_WHAT IS ASKED_:
Show all lines holding the string "privacyfoundation".

_DATA TO USE_:

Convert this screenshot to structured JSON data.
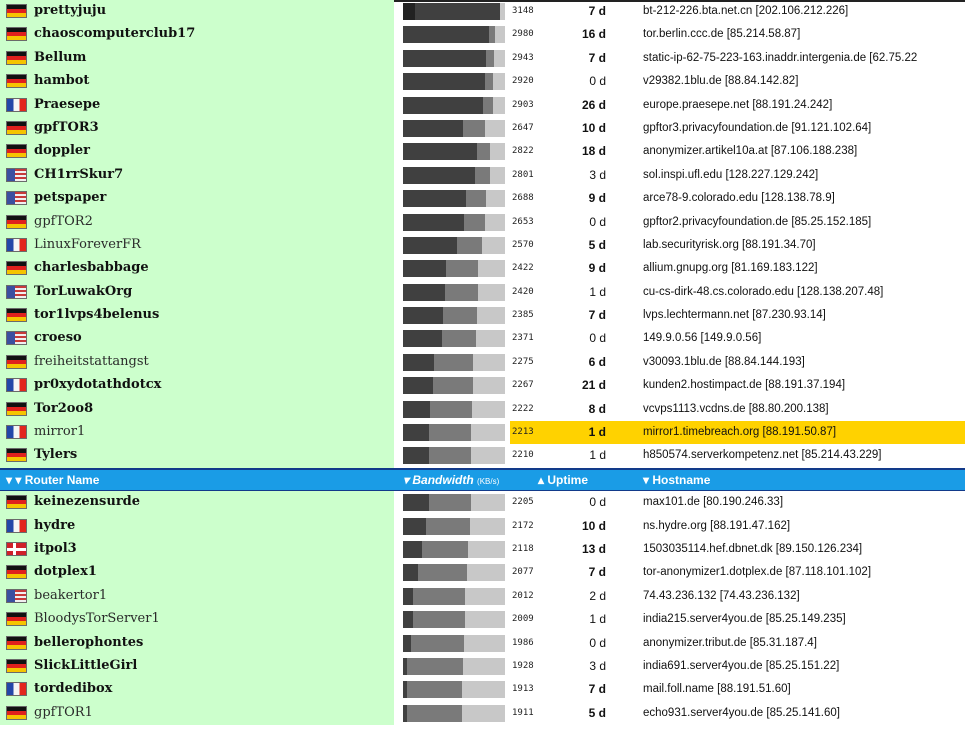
{
  "header": {
    "router_name": "▾ ▾ Router Name",
    "bandwidth": "▾ Bandwidth",
    "bandwidth_unit": "(KB/s)",
    "uptime": "▴ Uptime",
    "hostname": "▾ Hostname"
  },
  "bandwidth_max": 3300,
  "rows_top": [
    {
      "flag": "de",
      "name": "prettyjuju",
      "bold": true,
      "bw": 3148,
      "bw_fill": 0.12,
      "uptime": "7 d",
      "uptime_bold": true,
      "host": "bt-212-226.bta.net.cn [202.106.212.226]"
    },
    {
      "flag": "de",
      "name": "chaoscomputerclub17",
      "bold": true,
      "bw": 2980,
      "bw_fill": 0.0,
      "uptime": "16 d",
      "uptime_bold": true,
      "host": "tor.berlin.ccc.de [85.214.58.87]"
    },
    {
      "flag": "de",
      "name": "Bellum",
      "bold": true,
      "bw": 2943,
      "bw_fill": 0.0,
      "uptime": "7 d",
      "uptime_bold": true,
      "host": "static-ip-62-75-223-163.inaddr.intergenia.de [62.75.22"
    },
    {
      "flag": "de",
      "name": "hambot",
      "bold": true,
      "bw": 2920,
      "bw_fill": 0.0,
      "uptime": "0 d",
      "uptime_bold": false,
      "host": "v29382.1blu.de [88.84.142.82]"
    },
    {
      "flag": "fr",
      "name": "Praesepe",
      "bold": true,
      "bw": 2903,
      "bw_fill": 0.0,
      "uptime": "26 d",
      "uptime_bold": true,
      "host": "europe.praesepe.net [88.191.24.242]"
    },
    {
      "flag": "de",
      "name": "gpfTOR3",
      "bold": true,
      "bw": 2647,
      "bw_fill": 0.0,
      "uptime": "10 d",
      "uptime_bold": true,
      "host": "gpftor3.privacyfoundation.de [91.121.102.64]"
    },
    {
      "flag": "de",
      "name": "doppler",
      "bold": true,
      "bw": 2822,
      "bw_fill": 0.0,
      "uptime": "18 d",
      "uptime_bold": true,
      "host": "anonymizer.artikel10a.at [87.106.188.238]"
    },
    {
      "flag": "us",
      "name": "CH1rrSkur7",
      "bold": true,
      "bw": 2801,
      "bw_fill": 0.0,
      "uptime": "3 d",
      "uptime_bold": false,
      "host": "sol.inspi.ufl.edu [128.227.129.242]"
    },
    {
      "flag": "us",
      "name": "petspaper",
      "bold": true,
      "bw": 2688,
      "bw_fill": 0.0,
      "uptime": "9 d",
      "uptime_bold": true,
      "host": "arce78-9.colorado.edu [128.138.78.9]"
    },
    {
      "flag": "de",
      "name": "gpfTOR2",
      "bold": false,
      "bw": 2653,
      "bw_fill": 0.0,
      "uptime": "0 d",
      "uptime_bold": false,
      "host": "gpftor2.privacyfoundation.de [85.25.152.185]"
    },
    {
      "flag": "fr",
      "name": "LinuxForeverFR",
      "bold": false,
      "bw": 2570,
      "bw_fill": 0.0,
      "uptime": "5 d",
      "uptime_bold": true,
      "host": "lab.securityrisk.org [88.191.34.70]"
    },
    {
      "flag": "de",
      "name": "charlesbabbage",
      "bold": true,
      "bw": 2422,
      "bw_fill": 0.0,
      "uptime": "9 d",
      "uptime_bold": true,
      "host": "allium.gnupg.org [81.169.183.122]"
    },
    {
      "flag": "us",
      "name": "TorLuwakOrg",
      "bold": true,
      "bw": 2420,
      "bw_fill": 0.0,
      "uptime": "1 d",
      "uptime_bold": false,
      "host": "cu-cs-dirk-48.cs.colorado.edu [128.138.207.48]"
    },
    {
      "flag": "de",
      "name": "tor1lvps4belenus",
      "bold": true,
      "bw": 2385,
      "bw_fill": 0.0,
      "uptime": "7 d",
      "uptime_bold": true,
      "host": "lvps.lechtermann.net [87.230.93.14]"
    },
    {
      "flag": "us",
      "name": "croeso",
      "bold": true,
      "bw": 2371,
      "bw_fill": 0.0,
      "uptime": "0 d",
      "uptime_bold": false,
      "host": "149.9.0.56 [149.9.0.56]"
    },
    {
      "flag": "de",
      "name": "freiheitstattangst",
      "bold": false,
      "bw": 2275,
      "bw_fill": 0.0,
      "uptime": "6 d",
      "uptime_bold": true,
      "host": "v30093.1blu.de [88.84.144.193]"
    },
    {
      "flag": "fr",
      "name": "pr0xydotathdotcx",
      "bold": true,
      "bw": 2267,
      "bw_fill": 0.0,
      "uptime": "21 d",
      "uptime_bold": true,
      "host": "kunden2.hostimpact.de [88.191.37.194]"
    },
    {
      "flag": "de",
      "name": "Tor2oo8",
      "bold": true,
      "bw": 2222,
      "bw_fill": 0.0,
      "uptime": "8 d",
      "uptime_bold": true,
      "host": "vcvps1113.vcdns.de [88.80.200.138]"
    },
    {
      "flag": "fr",
      "name": "mirror1",
      "bold": false,
      "bw": 2213,
      "bw_fill": 0.0,
      "uptime": "1 d",
      "uptime_bold": true,
      "host": "mirror1.timebreach.org [88.191.50.87]",
      "highlight": true
    },
    {
      "flag": "de",
      "name": "Tylers",
      "bold": true,
      "bw": 2210,
      "bw_fill": 0.0,
      "uptime": "1 d",
      "uptime_bold": false,
      "host": "h850574.serverkompetenz.net [85.214.43.229]"
    }
  ],
  "rows_bottom": [
    {
      "flag": "de",
      "name": "keinezensurde",
      "bold": true,
      "bw": 2205,
      "bw_fill": 0.0,
      "uptime": "0 d",
      "uptime_bold": false,
      "host": "max101.de [80.190.246.33]"
    },
    {
      "flag": "fr",
      "name": "hydre",
      "bold": true,
      "bw": 2172,
      "bw_fill": 0.0,
      "uptime": "10 d",
      "uptime_bold": true,
      "host": "ns.hydre.org [88.191.47.162]"
    },
    {
      "flag": "dk",
      "name": "itpol3",
      "bold": true,
      "bw": 2118,
      "bw_fill": 0.0,
      "uptime": "13 d",
      "uptime_bold": true,
      "host": "1503035114.hef.dbnet.dk [89.150.126.234]"
    },
    {
      "flag": "de",
      "name": "dotplex1",
      "bold": true,
      "bw": 2077,
      "bw_fill": 0.0,
      "uptime": "7 d",
      "uptime_bold": true,
      "host": "tor-anonymizer1.dotplex.de [87.118.101.102]"
    },
    {
      "flag": "us",
      "name": "beakertor1",
      "bold": false,
      "bw": 2012,
      "bw_fill": 0.0,
      "uptime": "2 d",
      "uptime_bold": false,
      "host": "74.43.236.132 [74.43.236.132]"
    },
    {
      "flag": "de",
      "name": "BloodysTorServer1",
      "bold": false,
      "bw": 2009,
      "bw_fill": 0.0,
      "uptime": "1 d",
      "uptime_bold": false,
      "host": "india215.server4you.de [85.25.149.235]"
    },
    {
      "flag": "de",
      "name": "bellerophontes",
      "bold": true,
      "bw": 1986,
      "bw_fill": 0.0,
      "uptime": "0 d",
      "uptime_bold": false,
      "host": "anonymizer.tribut.de [85.31.187.4]"
    },
    {
      "flag": "de",
      "name": "SlickLittleGirl",
      "bold": true,
      "bw": 1928,
      "bw_fill": 0.0,
      "uptime": "3 d",
      "uptime_bold": false,
      "host": "india691.server4you.de [85.25.151.22]"
    },
    {
      "flag": "fr",
      "name": "tordedibox",
      "bold": true,
      "bw": 1913,
      "bw_fill": 0.0,
      "uptime": "7 d",
      "uptime_bold": true,
      "host": "mail.foll.name [88.191.51.60]"
    },
    {
      "flag": "de",
      "name": "gpfTOR1",
      "bold": false,
      "bw": 1911,
      "bw_fill": 0.0,
      "uptime": "5 d",
      "uptime_bold": true,
      "host": "echo931.server4you.de [85.25.141.60]"
    }
  ]
}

_TASK ANSWER_:
      "host": "gpftor3.privacyfoundation.de [91.121.102.64]"
      "host": "gpftor2.privacyfoundation.de [85.25.152.185]"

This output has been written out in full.